» **What the exercise asks**
The records that follow are to be repeated exactly, with the pictures removed.
━━━
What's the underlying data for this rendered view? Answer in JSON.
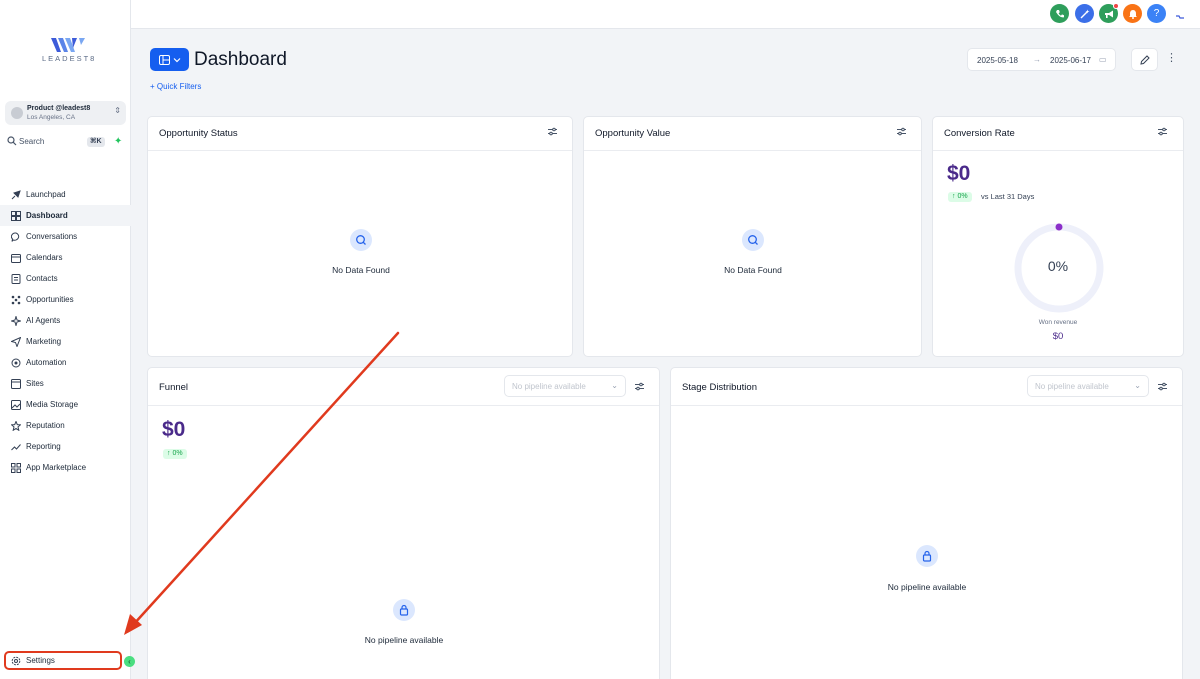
{
  "sidebar": {
    "logo_text": "LEADEST8",
    "location": {
      "name": "Product @leadest8",
      "city": "Los Angeles, CA"
    },
    "search": {
      "label": "Search",
      "shortcut": "⌘K"
    },
    "nav": [
      {
        "label": "Launchpad",
        "icon": "rocket-icon"
      },
      {
        "label": "Dashboard",
        "icon": "dashboard-icon",
        "active": true
      },
      {
        "label": "Conversations",
        "icon": "chat-icon"
      },
      {
        "label": "Calendars",
        "icon": "calendar-icon"
      },
      {
        "label": "Contacts",
        "icon": "contacts-icon"
      },
      {
        "label": "Opportunities",
        "icon": "opportunities-icon"
      },
      {
        "label": "AI Agents",
        "icon": "sparkle-icon"
      },
      {
        "label": "Marketing",
        "icon": "send-icon"
      },
      {
        "label": "Automation",
        "icon": "automation-icon"
      },
      {
        "label": "Sites",
        "icon": "sites-icon"
      },
      {
        "label": "Media Storage",
        "icon": "image-icon"
      },
      {
        "label": "Reputation",
        "icon": "star-icon"
      },
      {
        "label": "Reporting",
        "icon": "trend-icon"
      },
      {
        "label": "App Marketplace",
        "icon": "grid-icon"
      }
    ],
    "settings_label": "Settings"
  },
  "topbar": {
    "buttons": [
      {
        "icon": "phone-icon",
        "color": "#2e9e5b"
      },
      {
        "icon": "magic-icon",
        "color": "#3b6fe8"
      },
      {
        "icon": "megaphone-icon",
        "color": "#2e9e5b"
      },
      {
        "icon": "bell-icon",
        "color": "#f97316"
      },
      {
        "icon": "help-icon",
        "color": "#3b82f6",
        "label": "?"
      }
    ]
  },
  "header": {
    "title": "Dashboard",
    "quick_filters": "+ Quick Filters",
    "date_start": "2025-05-18",
    "date_end": "2025-06-17"
  },
  "cards": {
    "opportunity_status": {
      "title": "Opportunity Status",
      "empty": "No Data Found"
    },
    "opportunity_value": {
      "title": "Opportunity Value",
      "empty": "No Data Found"
    },
    "conversion_rate": {
      "title": "Conversion Rate",
      "value": "$0",
      "change": "↑ 0%",
      "compare": "vs Last 31 Days",
      "donut_pct": "0%",
      "won_label": "Won revenue",
      "won_value": "$0"
    },
    "funnel": {
      "title": "Funnel",
      "select_placeholder": "No pipeline available",
      "value": "$0",
      "change": "↑ 0%",
      "empty": "No pipeline available"
    },
    "stage_distribution": {
      "title": "Stage Distribution",
      "select_placeholder": "No pipeline available",
      "empty": "No pipeline available"
    }
  },
  "colors": {
    "accent": "#155eef",
    "value_purple": "#4a2a8a",
    "annotation_red": "#e03a1e"
  }
}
━━━
» **Final result**
What's the underlying data for this rendered view? Answer in JSON.
{
  "sidebar": {
    "logo_text": "LEADEST8",
    "location": {
      "name": "Product @leadest8",
      "city": "Los Angeles, CA"
    },
    "search": {
      "label": "Search",
      "shortcut": "⌘K"
    },
    "nav": [
      {
        "label": "Launchpad",
        "icon": "rocket-icon"
      },
      {
        "label": "Dashboard",
        "icon": "dashboard-icon",
        "active": true
      },
      {
        "label": "Conversations",
        "icon": "chat-icon"
      },
      {
        "label": "Calendars",
        "icon": "calendar-icon"
      },
      {
        "label": "Contacts",
        "icon": "contacts-icon"
      },
      {
        "label": "Opportunities",
        "icon": "opportunities-icon"
      },
      {
        "label": "AI Agents",
        "icon": "sparkle-icon"
      },
      {
        "label": "Marketing",
        "icon": "send-icon"
      },
      {
        "label": "Automation",
        "icon": "automation-icon"
      },
      {
        "label": "Sites",
        "icon": "sites-icon"
      },
      {
        "label": "Media Storage",
        "icon": "image-icon"
      },
      {
        "label": "Reputation",
        "icon": "star-icon"
      },
      {
        "label": "Reporting",
        "icon": "trend-icon"
      },
      {
        "label": "App Marketplace",
        "icon": "grid-icon"
      }
    ],
    "settings_label": "Settings"
  },
  "topbar": {
    "buttons": [
      {
        "icon": "phone-icon",
        "color": "#2e9e5b"
      },
      {
        "icon": "magic-icon",
        "color": "#3b6fe8"
      },
      {
        "icon": "megaphone-icon",
        "color": "#2e9e5b"
      },
      {
        "icon": "bell-icon",
        "color": "#f97316"
      },
      {
        "icon": "help-icon",
        "color": "#3b82f6",
        "label": "?"
      }
    ]
  },
  "header": {
    "title": "Dashboard",
    "quick_filters": "+ Quick Filters",
    "date_start": "2025-05-18",
    "date_end": "2025-06-17"
  },
  "cards": {
    "opportunity_status": {
      "title": "Opportunity Status",
      "empty": "No Data Found"
    },
    "opportunity_value": {
      "title": "Opportunity Value",
      "empty": "No Data Found"
    },
    "conversion_rate": {
      "title": "Conversion Rate",
      "value": "$0",
      "change": "↑ 0%",
      "compare": "vs Last 31 Days",
      "donut_pct": "0%",
      "won_label": "Won revenue",
      "won_value": "$0"
    },
    "funnel": {
      "title": "Funnel",
      "select_placeholder": "No pipeline available",
      "value": "$0",
      "change": "↑ 0%",
      "empty": "No pipeline available"
    },
    "stage_distribution": {
      "title": "Stage Distribution",
      "select_placeholder": "No pipeline available",
      "empty": "No pipeline available"
    }
  },
  "colors": {
    "accent": "#155eef",
    "value_purple": "#4a2a8a",
    "annotation_red": "#e03a1e"
  }
}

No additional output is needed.